(Data entries)
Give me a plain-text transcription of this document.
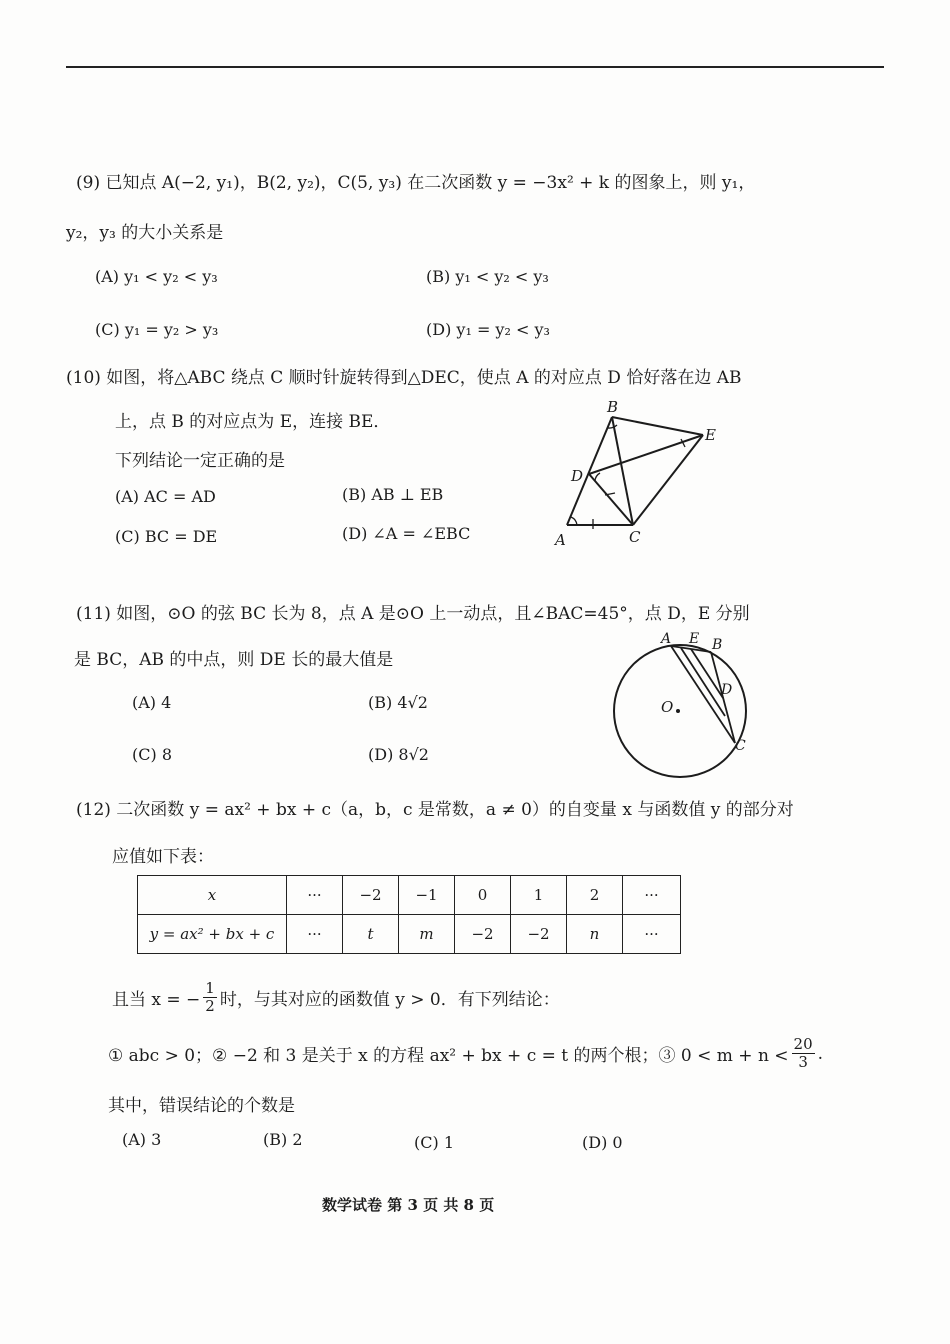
(9) 已知点 A(−2, y₁)，B(2, y₂)，C(5, y₃) 在二次函数 y = −3x² + k 的图象上，则 y₁，
y₂，y₃ 的大小关系是
(A) y₁ < y₂ < y₃	(B) y₁ < y₂ < y₃
(C) y₁ = y₂ > y₃	(D) y₁ = y₂ < y₃
(10) 如图，将△ABC 绕点 C 顺时针旋转得到△DEC，使点 A 的对应点 D 恰好落在边 AB
上，点 B 的对应点为 E，连接 BE．
下列结论一定正确的是
(A) AC = AD	(B) AB ⊥ EB
(C) BC = DE	(D) ∠A = ∠EBC
B
E
D
A	C
(11) 如图，⊙O 的弦 BC 长为 8，点 A 是⊙O 上一动点，且∠BAC=45°，点 D，E 分别
是 BC，AB 的中点，则 DE 长的最大值是
(A) 4	(B) 4√2
(C) 8	(D) 8√2
O
A E B
D
C
(12) 二次函数 y = ax² + bx + c（a，b，c 是常数，a ≠ 0）的自变量 x 与函数值 y 的部分对
应值如下表：
x	···	−2	−1	0	1	2	···
y = ax² + bx + c	···	t	m	−2	−2	n	···
且当 x = − $\frac{1}{2}$ 时，与其对应的函数值 y > 0．有下列结论：
① abc > 0；② −2 和 3 是关于 x 的方程 ax² + bx + c = t 的两个根；③ $0 < m + n < \frac{20}{3}$ .
其中，错误结论的个数是
(A) 3	(B) 2	(C) 1	(D) 0
数学试卷 第 3 页 共 8 页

● **WRITTEN PROBLEM**
Quote the material word for word, dropping any images it holds.

● **SOLUTION**
Give me a plain-text transcription of this document.
(9) 已知点 A(−2, y₁)，B(2, y₂)，C(5, y₃) 在二次函数 y = −3x² + k 的图象上，则 y₁，
y₂，y₃ 的大小关系是
(A) y₁ < y₂ < y₃	(B) y₁ < y₂ < y₃
(C) y₁ = y₂ > y₃	(D) y₁ = y₂ < y₃
(10) 如图，将△ABC 绕点 C 顺时针旋转得到△DEC，使点 A 的对应点 D 恰好落在边 AB
上，点 B 的对应点为 E，连接 BE．
下列结论一定正确的是
(A) AC = AD	(B) AB ⊥ EB
(C) BC = DE	(D) ∠A = ∠EBC
B
E
D
A	C
(11) 如图，⊙O 的弦 BC 长为 8，点 A 是⊙O 上一动点，且∠BAC=45°，点 D，E 分别
是 BC，AB 的中点，则 DE 长的最大值是
(A) 4	(B) 4√2
(C) 8	(D) 8√2
O
A E B
D
C
(12) 二次函数 y = ax² + bx + c（a，b，c 是常数，a ≠ 0）的自变量 x 与函数值 y 的部分对
应值如下表：
x	···	−2	−1	0	1	2	···
y = ax² + bx + c	···	t	m	−2	−2	n	···
且当 x = − $\frac{1}{2}$ 时，与其对应的函数值 y > 0．有下列结论：
① abc > 0；② −2 和 3 是关于 x 的方程 ax² + bx + c = t 的两个根；③ $0 < m + n < \frac{20}{3}$ .
其中，错误结论的个数是
(A) 3	(B) 2	(C) 1	(D) 0
数学试卷 第 3 页 共 8 页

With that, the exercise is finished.